1988 aviation accident in Ethiopia

Ethiopian Airlines Flight 604 was a scheduled Addis Ababa–Bahir Dar–Asmara flight operated by a Boeing 737-200 in which the aircraft caught fire during a belly landing in a clearing near Bahir Dar Airport, Bahir Dar, Ethiopia, on 15 September 1988.

==Aircraft==
The aircraft involved in the accident was a Boeing 737-260, registration ET-AJA, delivered new to Ethiopian Airlines. At the time of the accident, the aircraft was less than a year old.

==Accident description==
On , the aircraft was scheduled to operate the second leg of a domestic Addis Ababa–Bahir Dar–Asmara passenger service with 98 passengers and 6 crew members on board. Both engines of the aircraft ingested a flock of speckled pigeons as it took off from Bahir Dar Airport, and subsequently overheated. One of the engines immediately lost thrust, while the other did so on the emergency return to the departure airport. However, the plane crashed 2 miles before reaching the runway. During the gear-up landing, the aircraft caught fire. Thirty-five passengers died, but all of the crew survived.

> Material shown:
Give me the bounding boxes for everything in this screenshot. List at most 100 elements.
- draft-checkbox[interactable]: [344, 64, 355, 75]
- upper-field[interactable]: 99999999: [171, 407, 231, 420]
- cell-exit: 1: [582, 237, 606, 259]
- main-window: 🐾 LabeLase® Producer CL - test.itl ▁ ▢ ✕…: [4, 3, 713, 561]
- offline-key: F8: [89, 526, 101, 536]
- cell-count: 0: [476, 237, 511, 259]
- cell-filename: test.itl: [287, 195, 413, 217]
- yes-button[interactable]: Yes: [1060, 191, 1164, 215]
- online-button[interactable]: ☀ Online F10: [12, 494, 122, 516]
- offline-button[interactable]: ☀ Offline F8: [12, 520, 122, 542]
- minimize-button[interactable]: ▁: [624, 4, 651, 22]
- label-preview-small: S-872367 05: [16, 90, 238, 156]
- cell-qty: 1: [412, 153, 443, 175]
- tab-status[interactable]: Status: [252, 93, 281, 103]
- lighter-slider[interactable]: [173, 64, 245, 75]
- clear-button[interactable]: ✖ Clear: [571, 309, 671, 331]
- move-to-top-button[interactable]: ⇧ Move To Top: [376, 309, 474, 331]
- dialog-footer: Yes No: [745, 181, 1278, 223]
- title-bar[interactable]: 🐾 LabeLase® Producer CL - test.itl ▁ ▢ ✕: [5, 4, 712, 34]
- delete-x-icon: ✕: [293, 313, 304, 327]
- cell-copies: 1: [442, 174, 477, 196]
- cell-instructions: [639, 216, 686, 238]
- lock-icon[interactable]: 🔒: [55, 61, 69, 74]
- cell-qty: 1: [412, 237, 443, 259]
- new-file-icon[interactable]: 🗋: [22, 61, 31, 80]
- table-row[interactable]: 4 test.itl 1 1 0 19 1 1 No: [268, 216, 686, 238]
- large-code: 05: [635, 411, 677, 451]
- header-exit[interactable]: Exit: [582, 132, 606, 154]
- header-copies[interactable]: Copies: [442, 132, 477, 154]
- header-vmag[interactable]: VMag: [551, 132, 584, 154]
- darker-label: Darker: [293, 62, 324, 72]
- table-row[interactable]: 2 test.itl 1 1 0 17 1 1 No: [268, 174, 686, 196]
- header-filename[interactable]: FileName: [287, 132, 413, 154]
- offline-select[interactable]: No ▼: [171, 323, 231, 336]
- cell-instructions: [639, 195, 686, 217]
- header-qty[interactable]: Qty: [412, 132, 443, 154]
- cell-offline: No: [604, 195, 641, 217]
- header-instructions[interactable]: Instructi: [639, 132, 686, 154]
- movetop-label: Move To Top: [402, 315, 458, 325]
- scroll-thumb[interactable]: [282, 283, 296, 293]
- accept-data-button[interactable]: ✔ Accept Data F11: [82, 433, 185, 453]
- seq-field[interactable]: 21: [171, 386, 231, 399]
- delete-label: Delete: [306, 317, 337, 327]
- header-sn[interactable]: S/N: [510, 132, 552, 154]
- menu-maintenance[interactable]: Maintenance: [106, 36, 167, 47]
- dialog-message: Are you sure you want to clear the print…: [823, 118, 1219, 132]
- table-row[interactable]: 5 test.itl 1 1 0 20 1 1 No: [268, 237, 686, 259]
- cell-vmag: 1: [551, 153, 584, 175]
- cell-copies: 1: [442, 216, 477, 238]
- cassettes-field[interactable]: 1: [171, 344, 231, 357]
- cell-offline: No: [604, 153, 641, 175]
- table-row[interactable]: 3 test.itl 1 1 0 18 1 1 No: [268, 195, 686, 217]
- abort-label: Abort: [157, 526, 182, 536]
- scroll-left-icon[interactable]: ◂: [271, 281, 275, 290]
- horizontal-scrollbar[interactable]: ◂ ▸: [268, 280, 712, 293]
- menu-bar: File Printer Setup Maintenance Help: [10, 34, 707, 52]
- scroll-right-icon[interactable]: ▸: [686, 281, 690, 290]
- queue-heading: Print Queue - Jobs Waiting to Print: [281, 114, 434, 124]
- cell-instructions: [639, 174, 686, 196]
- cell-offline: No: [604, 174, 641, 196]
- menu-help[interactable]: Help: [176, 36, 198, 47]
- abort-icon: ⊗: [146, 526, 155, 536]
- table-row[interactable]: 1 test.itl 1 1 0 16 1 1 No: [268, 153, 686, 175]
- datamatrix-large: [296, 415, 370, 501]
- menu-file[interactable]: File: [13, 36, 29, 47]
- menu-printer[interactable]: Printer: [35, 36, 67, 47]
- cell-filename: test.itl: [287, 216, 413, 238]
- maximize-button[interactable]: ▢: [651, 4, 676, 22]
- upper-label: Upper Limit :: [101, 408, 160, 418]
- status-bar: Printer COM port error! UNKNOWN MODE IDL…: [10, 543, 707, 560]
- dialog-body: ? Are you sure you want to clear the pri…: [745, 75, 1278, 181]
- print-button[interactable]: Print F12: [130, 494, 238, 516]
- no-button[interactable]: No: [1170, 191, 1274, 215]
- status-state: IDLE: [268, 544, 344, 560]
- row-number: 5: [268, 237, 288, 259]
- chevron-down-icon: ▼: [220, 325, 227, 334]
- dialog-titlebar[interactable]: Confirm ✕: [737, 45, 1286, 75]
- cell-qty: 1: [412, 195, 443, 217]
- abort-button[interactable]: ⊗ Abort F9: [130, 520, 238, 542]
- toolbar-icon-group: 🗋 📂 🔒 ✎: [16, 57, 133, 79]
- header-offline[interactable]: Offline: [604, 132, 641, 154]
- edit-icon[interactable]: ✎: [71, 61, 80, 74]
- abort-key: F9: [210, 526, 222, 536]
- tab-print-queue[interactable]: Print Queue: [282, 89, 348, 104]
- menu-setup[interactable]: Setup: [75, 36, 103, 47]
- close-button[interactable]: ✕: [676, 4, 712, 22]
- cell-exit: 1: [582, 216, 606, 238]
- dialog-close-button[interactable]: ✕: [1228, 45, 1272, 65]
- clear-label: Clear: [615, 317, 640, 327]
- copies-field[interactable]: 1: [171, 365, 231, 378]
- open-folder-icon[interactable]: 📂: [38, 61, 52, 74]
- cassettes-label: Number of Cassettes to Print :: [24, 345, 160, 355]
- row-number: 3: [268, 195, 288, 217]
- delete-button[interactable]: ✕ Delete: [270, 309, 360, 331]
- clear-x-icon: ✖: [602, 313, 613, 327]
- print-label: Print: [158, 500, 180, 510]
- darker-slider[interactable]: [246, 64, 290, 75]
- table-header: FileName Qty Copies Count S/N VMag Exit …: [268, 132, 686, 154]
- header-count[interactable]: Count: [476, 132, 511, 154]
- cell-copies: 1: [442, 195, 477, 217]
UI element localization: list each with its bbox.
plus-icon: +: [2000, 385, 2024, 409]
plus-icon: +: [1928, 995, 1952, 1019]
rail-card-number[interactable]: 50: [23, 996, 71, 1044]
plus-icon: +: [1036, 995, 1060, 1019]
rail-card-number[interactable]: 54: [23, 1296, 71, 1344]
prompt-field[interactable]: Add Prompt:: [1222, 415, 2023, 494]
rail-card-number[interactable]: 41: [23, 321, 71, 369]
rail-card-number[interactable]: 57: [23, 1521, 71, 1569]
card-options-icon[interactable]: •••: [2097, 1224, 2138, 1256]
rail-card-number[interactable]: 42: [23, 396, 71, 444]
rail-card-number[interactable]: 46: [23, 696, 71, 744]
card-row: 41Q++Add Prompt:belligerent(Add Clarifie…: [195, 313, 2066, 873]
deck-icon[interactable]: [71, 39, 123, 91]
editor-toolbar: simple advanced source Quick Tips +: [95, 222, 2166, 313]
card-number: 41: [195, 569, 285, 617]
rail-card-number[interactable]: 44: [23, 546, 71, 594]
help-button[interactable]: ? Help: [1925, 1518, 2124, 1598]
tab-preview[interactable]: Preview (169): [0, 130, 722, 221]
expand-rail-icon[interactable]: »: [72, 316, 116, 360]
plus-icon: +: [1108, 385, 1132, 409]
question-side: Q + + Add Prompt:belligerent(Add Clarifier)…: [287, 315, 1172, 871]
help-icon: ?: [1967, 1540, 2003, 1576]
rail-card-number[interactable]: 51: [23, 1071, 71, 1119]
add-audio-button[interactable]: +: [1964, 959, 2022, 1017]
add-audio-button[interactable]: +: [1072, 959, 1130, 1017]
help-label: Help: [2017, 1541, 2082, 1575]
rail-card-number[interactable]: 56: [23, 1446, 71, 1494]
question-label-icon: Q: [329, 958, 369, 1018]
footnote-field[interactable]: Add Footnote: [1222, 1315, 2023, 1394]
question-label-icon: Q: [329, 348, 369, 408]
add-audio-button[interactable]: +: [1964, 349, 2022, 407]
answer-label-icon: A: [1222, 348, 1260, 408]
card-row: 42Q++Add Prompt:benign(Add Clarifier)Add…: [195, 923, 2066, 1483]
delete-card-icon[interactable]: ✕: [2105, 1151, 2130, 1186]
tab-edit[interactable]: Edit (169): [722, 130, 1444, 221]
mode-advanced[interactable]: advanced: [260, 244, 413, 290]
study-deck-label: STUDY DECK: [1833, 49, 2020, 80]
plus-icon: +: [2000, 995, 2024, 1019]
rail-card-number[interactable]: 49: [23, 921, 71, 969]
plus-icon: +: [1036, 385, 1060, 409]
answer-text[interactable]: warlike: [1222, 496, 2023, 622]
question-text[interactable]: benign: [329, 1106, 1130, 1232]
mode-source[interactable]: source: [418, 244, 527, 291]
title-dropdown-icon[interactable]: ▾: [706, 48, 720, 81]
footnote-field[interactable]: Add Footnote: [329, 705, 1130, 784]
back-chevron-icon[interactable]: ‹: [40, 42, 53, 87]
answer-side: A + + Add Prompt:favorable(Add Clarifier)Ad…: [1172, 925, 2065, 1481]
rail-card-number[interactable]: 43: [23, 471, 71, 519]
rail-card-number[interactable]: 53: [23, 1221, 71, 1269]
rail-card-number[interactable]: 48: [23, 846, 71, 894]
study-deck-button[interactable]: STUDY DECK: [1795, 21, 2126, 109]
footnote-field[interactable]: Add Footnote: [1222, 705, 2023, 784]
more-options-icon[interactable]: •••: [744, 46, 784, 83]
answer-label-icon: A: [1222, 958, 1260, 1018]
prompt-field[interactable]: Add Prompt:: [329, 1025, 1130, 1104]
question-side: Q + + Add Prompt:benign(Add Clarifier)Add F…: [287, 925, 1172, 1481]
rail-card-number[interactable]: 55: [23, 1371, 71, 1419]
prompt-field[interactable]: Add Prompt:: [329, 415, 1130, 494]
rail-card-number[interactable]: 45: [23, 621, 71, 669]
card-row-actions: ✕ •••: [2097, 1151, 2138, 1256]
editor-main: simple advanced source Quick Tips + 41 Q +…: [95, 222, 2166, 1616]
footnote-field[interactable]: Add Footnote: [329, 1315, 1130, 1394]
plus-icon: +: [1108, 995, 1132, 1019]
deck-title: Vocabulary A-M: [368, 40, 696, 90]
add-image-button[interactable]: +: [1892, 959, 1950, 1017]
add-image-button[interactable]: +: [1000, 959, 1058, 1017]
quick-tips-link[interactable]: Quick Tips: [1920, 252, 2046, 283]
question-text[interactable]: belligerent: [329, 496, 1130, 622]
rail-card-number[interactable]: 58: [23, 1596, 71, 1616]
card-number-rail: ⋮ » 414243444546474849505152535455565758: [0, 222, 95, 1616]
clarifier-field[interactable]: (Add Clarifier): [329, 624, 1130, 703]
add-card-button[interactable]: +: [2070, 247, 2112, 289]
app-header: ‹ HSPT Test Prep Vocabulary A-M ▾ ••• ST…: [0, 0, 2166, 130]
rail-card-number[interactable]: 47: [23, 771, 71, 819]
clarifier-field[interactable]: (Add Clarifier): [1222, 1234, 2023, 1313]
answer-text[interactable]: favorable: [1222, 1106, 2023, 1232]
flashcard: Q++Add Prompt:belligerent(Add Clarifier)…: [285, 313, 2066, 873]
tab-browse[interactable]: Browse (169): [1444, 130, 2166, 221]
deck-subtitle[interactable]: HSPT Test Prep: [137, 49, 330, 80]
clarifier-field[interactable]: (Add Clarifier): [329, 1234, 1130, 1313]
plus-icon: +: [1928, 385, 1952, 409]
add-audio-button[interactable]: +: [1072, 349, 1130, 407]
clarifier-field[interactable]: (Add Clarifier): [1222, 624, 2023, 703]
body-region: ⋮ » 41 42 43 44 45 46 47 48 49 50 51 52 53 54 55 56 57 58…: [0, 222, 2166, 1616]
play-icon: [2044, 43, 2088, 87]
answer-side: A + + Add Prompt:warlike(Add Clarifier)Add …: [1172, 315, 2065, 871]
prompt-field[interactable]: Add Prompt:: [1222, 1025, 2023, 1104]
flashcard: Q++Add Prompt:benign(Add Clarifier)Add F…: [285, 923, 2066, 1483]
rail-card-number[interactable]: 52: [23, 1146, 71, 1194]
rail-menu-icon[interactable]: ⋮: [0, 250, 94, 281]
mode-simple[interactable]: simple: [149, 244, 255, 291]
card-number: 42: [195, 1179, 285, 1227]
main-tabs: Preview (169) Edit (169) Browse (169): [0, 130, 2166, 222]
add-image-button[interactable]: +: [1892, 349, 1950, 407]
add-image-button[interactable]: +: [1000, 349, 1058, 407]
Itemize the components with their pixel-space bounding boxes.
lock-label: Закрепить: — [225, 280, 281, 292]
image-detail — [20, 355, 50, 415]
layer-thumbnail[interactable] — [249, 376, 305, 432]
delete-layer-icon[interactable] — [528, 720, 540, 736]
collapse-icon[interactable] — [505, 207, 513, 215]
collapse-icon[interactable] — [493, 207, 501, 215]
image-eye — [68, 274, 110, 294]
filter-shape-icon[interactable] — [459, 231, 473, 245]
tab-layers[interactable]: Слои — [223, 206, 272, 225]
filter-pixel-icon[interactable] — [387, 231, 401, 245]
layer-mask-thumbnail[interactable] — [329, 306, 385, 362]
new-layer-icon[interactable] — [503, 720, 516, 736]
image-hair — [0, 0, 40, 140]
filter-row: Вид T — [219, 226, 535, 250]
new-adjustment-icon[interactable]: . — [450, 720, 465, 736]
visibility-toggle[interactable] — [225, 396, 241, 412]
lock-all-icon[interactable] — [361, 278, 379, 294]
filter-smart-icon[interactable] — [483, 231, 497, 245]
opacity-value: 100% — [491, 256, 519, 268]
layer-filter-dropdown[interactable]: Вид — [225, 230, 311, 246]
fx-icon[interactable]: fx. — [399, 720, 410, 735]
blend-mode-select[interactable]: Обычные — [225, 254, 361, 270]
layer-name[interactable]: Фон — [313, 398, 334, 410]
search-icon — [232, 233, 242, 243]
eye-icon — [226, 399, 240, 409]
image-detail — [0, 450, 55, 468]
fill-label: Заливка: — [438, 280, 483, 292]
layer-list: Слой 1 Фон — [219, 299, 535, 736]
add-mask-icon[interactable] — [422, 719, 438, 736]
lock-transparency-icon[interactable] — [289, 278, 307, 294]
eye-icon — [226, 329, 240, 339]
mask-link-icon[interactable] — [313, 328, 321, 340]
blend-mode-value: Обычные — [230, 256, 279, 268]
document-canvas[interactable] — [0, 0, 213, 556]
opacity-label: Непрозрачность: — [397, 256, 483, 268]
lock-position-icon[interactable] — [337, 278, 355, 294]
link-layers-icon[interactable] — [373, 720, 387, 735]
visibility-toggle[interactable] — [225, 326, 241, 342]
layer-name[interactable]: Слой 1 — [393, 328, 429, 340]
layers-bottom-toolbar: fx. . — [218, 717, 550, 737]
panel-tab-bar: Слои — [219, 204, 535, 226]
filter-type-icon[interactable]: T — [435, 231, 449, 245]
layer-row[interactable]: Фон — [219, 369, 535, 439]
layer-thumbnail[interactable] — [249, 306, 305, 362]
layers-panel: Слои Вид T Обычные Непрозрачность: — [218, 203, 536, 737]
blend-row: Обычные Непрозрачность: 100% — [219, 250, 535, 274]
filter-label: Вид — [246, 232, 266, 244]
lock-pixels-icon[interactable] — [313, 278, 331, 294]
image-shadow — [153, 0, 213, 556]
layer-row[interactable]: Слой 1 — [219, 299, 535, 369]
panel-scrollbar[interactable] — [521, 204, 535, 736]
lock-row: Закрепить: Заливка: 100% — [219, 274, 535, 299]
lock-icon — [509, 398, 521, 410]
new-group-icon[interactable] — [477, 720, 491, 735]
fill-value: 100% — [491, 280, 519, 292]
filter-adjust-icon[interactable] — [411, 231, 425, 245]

> Apply what you read:
• 1. List the cities that make up the scheduled route of the flight described in the Flight 604 article.
• 2. Quote the Flight 604 article from "1988 aviation accident" to "a year old.".

> Answers:
• 1. Addis Ababa, Bahir Dar, Asmara

• 2.
1988 aviation accident in Ethiopia

Ethiopian Airlines Flight 604 was a scheduled Addis Ababa–Bahir Dar–Asmara flight operated by a Boeing 737-200 in which the aircraft caught fire during a belly landing in a clearing near Bahir Dar Airport, Bahir Dar, Ethiopia, on 15 September 1988.

==Aircraft==
The aircraft involved in the accident was a Boeing 737-260, registration ET-AJA, delivered new to Ethiopian Airlines. At the time of the accident, the aircraft was less than a year old.